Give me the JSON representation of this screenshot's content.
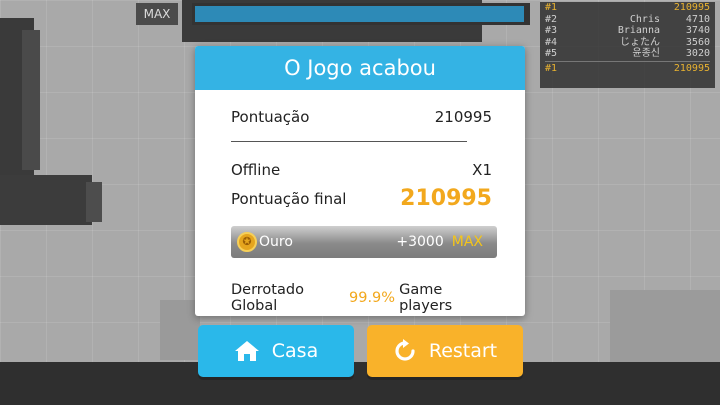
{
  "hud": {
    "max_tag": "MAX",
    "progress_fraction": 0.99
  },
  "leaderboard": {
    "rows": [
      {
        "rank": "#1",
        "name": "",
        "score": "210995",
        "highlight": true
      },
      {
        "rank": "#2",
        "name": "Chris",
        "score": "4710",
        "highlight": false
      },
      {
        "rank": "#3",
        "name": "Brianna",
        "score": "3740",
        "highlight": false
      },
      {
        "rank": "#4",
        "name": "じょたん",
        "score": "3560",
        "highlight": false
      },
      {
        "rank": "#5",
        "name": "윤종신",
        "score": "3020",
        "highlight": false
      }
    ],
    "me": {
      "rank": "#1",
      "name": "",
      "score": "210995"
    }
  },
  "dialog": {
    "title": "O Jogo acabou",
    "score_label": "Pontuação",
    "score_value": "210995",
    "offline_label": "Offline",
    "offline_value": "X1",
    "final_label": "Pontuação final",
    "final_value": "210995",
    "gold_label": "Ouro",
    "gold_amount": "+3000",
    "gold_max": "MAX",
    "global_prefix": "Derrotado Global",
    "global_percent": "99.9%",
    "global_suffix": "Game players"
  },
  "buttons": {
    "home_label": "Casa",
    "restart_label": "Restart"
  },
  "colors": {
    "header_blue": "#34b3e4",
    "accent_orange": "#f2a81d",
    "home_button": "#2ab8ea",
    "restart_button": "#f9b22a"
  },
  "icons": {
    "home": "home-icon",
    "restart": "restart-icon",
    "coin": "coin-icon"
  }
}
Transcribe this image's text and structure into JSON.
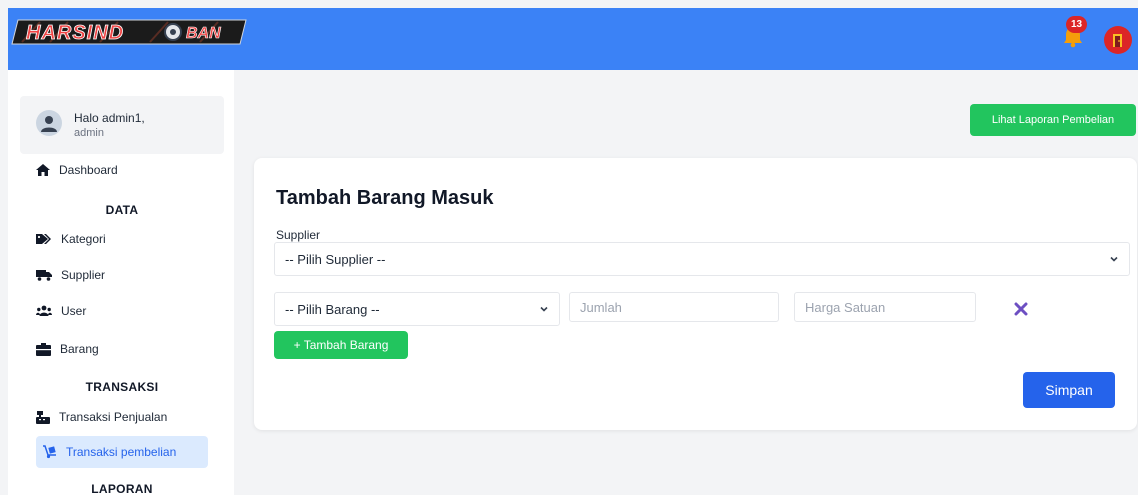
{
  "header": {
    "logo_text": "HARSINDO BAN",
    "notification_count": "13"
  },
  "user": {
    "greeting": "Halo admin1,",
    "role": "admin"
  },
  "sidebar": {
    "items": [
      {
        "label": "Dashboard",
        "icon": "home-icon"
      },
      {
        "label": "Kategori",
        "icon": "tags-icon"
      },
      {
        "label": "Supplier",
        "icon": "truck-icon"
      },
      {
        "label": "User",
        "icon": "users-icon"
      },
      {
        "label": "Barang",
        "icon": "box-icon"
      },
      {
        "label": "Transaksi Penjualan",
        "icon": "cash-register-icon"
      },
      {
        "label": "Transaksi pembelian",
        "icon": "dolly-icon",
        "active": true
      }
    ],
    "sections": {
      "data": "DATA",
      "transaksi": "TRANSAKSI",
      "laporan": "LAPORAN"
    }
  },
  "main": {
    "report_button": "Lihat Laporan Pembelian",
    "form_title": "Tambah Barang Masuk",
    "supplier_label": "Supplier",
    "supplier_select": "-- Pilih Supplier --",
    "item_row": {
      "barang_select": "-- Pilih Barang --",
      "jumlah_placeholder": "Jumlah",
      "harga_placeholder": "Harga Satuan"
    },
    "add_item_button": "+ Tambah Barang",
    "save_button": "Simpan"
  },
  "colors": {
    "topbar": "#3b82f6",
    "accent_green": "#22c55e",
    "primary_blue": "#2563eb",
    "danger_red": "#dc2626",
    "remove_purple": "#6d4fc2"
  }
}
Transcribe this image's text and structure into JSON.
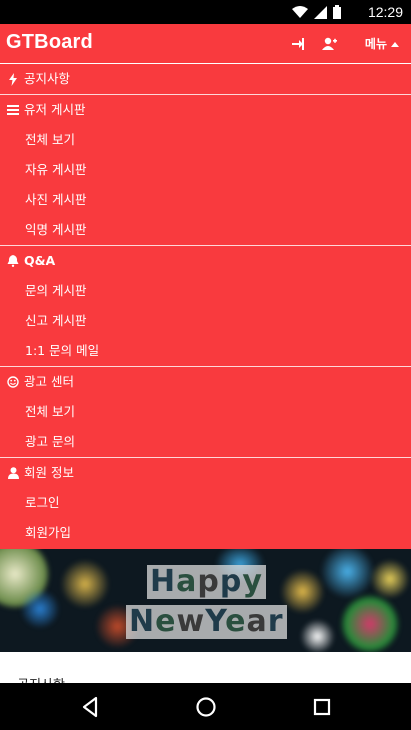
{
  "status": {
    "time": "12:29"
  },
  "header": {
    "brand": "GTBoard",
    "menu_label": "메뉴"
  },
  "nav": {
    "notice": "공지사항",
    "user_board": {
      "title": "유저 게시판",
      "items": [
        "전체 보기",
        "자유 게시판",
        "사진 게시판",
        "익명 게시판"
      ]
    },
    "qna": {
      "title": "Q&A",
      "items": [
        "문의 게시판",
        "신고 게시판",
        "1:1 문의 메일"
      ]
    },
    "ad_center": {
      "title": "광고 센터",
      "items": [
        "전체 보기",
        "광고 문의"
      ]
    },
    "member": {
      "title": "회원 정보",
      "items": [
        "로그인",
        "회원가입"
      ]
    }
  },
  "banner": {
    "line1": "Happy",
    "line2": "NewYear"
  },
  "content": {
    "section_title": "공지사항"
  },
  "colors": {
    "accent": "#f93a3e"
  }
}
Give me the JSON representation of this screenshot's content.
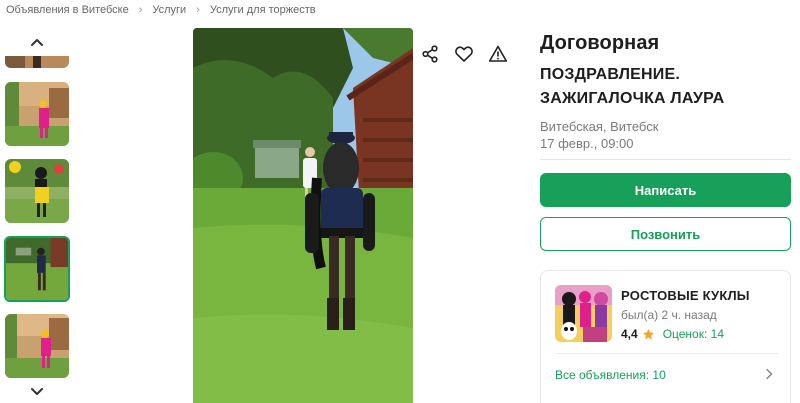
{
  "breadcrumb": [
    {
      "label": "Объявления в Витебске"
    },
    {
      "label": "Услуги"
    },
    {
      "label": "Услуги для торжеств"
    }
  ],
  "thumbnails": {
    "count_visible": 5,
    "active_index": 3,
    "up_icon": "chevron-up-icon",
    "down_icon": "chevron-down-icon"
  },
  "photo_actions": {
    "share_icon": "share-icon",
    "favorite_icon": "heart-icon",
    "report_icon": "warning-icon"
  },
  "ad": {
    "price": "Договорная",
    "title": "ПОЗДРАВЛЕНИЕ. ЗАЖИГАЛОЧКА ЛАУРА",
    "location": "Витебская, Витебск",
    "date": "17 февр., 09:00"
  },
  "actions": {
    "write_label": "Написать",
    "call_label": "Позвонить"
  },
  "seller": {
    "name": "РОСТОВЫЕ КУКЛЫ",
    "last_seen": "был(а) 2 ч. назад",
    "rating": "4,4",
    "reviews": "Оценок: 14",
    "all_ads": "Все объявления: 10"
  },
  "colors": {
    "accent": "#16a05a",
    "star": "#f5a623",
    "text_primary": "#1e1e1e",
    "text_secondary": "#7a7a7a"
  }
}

--- What is expected ---
Copy every line of the listing that includes the string "chevron".

--- Written reply ---
    "up_icon": "chevron-up-icon",
    "down_icon": "chevron-down-icon"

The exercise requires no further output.